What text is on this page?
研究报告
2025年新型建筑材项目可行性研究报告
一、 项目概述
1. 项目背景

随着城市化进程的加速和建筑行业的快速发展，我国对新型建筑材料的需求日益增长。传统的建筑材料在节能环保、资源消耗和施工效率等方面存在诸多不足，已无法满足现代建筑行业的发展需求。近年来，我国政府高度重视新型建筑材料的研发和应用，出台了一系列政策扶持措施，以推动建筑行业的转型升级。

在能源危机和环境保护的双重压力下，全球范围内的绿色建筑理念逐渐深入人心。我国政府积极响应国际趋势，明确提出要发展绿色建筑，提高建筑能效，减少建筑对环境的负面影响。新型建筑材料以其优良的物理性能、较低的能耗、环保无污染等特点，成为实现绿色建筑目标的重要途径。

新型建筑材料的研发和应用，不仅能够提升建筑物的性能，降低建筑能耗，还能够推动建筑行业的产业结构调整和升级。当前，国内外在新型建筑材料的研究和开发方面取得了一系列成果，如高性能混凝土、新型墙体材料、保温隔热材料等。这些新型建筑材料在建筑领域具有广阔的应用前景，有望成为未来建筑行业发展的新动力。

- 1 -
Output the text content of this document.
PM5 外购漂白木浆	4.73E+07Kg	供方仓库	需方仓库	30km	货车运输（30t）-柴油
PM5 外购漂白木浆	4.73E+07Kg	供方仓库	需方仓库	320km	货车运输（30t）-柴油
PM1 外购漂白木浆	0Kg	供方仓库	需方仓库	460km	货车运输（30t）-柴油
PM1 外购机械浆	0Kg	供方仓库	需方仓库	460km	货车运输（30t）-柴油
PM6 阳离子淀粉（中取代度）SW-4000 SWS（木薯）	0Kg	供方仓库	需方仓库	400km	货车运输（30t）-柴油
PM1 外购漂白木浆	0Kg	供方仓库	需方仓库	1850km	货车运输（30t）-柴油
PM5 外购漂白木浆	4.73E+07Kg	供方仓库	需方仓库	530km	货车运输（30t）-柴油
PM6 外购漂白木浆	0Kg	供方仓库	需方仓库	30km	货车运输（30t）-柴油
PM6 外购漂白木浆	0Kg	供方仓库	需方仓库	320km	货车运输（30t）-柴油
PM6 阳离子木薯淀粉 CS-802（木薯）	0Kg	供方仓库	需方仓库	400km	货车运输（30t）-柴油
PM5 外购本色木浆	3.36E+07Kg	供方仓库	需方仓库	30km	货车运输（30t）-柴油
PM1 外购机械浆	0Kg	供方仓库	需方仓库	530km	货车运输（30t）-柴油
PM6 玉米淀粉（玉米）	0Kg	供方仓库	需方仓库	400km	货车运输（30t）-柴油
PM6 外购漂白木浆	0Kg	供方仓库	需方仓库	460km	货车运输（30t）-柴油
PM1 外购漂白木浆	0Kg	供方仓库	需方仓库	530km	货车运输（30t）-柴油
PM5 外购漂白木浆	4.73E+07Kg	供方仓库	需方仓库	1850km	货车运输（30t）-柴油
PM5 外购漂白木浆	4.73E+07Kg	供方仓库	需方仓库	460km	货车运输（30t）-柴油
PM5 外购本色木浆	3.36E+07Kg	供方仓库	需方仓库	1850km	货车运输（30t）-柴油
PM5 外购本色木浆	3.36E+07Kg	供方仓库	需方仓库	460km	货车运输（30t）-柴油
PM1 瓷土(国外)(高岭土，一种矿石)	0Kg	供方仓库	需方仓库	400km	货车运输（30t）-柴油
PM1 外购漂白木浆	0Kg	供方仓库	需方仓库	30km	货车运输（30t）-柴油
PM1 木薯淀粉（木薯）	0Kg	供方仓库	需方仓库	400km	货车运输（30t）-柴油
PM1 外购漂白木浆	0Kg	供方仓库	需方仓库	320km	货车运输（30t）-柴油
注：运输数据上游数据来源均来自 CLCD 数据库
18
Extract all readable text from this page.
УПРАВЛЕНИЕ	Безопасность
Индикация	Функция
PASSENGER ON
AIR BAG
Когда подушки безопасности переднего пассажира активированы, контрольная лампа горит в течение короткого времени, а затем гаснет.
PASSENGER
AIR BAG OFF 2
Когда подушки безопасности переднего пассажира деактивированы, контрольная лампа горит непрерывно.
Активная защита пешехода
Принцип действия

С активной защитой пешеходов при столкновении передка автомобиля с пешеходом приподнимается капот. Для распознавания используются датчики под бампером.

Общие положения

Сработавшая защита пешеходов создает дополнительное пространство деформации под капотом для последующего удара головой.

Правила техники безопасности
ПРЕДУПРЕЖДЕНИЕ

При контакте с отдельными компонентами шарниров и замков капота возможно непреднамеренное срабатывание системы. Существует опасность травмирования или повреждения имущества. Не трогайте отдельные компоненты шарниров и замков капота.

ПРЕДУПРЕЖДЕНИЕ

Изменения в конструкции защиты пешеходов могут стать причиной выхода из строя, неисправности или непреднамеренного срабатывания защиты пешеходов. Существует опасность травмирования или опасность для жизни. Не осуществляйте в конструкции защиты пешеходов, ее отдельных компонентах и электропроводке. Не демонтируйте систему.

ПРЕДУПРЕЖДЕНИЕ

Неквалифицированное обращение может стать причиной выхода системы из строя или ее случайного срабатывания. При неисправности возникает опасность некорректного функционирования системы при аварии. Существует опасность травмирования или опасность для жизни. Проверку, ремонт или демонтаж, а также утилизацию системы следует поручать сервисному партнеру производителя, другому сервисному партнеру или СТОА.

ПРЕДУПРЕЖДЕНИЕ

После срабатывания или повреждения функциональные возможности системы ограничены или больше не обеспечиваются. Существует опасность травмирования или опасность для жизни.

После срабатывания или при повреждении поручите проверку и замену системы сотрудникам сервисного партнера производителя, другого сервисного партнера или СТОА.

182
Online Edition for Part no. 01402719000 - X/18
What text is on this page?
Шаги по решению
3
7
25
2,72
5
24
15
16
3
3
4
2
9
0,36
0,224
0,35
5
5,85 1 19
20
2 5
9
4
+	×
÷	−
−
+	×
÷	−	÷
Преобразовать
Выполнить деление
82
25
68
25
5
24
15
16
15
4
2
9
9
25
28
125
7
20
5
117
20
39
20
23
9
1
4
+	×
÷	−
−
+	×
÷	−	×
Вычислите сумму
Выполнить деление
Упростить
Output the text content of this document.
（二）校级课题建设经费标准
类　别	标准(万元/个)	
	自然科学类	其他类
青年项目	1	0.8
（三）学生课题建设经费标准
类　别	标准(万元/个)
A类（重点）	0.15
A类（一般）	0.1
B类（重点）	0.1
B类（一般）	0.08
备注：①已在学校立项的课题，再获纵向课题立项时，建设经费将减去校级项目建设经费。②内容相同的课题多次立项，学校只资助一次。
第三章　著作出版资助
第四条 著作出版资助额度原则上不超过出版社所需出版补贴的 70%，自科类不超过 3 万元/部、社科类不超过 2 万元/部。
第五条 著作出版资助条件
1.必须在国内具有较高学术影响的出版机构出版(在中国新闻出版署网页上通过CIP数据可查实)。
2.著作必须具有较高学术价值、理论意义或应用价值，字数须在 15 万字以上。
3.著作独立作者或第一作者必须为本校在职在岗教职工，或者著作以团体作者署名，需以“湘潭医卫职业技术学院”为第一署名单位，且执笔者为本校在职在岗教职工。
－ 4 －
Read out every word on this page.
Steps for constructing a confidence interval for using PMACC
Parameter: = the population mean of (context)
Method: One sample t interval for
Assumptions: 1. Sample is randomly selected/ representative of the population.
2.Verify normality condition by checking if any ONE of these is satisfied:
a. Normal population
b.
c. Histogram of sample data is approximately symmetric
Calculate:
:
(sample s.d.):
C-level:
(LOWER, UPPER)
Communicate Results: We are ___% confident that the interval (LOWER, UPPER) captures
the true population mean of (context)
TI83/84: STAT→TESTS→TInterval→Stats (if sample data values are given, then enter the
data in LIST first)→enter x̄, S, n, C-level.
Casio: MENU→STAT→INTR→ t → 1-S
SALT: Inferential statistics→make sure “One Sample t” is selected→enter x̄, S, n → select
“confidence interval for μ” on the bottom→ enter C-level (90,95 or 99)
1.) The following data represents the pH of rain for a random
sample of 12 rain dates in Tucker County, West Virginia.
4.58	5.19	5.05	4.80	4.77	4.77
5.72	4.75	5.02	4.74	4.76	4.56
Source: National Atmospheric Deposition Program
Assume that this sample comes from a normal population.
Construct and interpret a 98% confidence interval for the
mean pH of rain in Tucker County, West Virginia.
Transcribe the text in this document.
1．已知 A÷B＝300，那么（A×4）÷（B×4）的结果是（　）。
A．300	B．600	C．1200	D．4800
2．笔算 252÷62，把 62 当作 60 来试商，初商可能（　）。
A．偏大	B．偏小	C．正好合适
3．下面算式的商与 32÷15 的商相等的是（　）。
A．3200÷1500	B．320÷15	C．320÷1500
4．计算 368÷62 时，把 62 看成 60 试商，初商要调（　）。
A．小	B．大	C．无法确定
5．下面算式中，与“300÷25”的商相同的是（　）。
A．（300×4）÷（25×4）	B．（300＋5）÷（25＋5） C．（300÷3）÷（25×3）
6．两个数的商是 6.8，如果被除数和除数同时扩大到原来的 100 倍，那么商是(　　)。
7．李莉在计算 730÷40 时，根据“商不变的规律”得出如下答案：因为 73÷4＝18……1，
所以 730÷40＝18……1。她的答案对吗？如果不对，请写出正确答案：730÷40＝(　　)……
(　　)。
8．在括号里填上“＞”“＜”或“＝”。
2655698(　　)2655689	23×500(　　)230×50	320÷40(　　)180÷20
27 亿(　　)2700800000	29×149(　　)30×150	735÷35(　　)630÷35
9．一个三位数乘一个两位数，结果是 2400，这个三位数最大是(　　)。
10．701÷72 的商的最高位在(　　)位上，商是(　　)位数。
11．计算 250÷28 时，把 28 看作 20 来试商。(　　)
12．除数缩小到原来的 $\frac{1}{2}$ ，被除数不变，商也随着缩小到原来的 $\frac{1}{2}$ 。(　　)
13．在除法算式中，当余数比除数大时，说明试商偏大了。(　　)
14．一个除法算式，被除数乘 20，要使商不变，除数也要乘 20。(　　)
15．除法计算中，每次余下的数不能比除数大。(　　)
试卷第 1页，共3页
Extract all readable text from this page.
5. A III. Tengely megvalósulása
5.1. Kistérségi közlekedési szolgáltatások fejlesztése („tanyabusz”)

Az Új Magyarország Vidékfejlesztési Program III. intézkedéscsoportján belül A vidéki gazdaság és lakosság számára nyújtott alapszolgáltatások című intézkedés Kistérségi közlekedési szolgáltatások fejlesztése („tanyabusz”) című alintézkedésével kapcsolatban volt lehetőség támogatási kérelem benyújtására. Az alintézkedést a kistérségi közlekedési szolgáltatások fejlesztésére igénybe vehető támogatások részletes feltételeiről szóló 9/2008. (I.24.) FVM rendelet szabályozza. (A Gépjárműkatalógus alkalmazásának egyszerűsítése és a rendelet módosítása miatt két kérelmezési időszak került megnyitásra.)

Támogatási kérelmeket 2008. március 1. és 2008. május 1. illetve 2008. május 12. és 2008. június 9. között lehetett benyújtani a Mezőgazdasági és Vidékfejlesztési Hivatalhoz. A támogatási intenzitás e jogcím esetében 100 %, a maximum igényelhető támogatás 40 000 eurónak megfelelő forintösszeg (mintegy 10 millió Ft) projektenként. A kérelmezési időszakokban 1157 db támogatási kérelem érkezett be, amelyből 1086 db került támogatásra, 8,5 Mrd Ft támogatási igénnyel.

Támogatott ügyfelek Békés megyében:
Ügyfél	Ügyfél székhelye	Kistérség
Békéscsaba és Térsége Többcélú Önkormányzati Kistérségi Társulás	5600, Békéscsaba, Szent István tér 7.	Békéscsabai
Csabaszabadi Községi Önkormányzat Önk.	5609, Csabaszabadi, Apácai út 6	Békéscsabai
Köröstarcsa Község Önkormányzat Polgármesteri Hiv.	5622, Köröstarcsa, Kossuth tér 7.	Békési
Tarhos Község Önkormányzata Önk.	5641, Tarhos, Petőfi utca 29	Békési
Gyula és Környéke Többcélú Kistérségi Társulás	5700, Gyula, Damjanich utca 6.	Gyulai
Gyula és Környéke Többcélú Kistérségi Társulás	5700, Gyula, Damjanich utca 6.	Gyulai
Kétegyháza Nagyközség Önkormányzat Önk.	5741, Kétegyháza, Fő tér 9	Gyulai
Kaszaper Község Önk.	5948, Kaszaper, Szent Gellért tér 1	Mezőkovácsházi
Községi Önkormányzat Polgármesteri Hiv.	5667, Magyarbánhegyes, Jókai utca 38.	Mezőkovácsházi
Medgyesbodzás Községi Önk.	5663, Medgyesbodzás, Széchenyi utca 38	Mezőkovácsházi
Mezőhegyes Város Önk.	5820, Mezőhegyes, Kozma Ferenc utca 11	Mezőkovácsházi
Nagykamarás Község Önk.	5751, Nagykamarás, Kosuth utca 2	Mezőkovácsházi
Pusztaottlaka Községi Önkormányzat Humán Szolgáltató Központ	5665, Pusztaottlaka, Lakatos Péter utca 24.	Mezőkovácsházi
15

_ _ _

▶ _THE EXERCISE_:
Count each line above in which the string "причиной" appears, then state only the total.

▶ _EXERCISE RESULT_:
2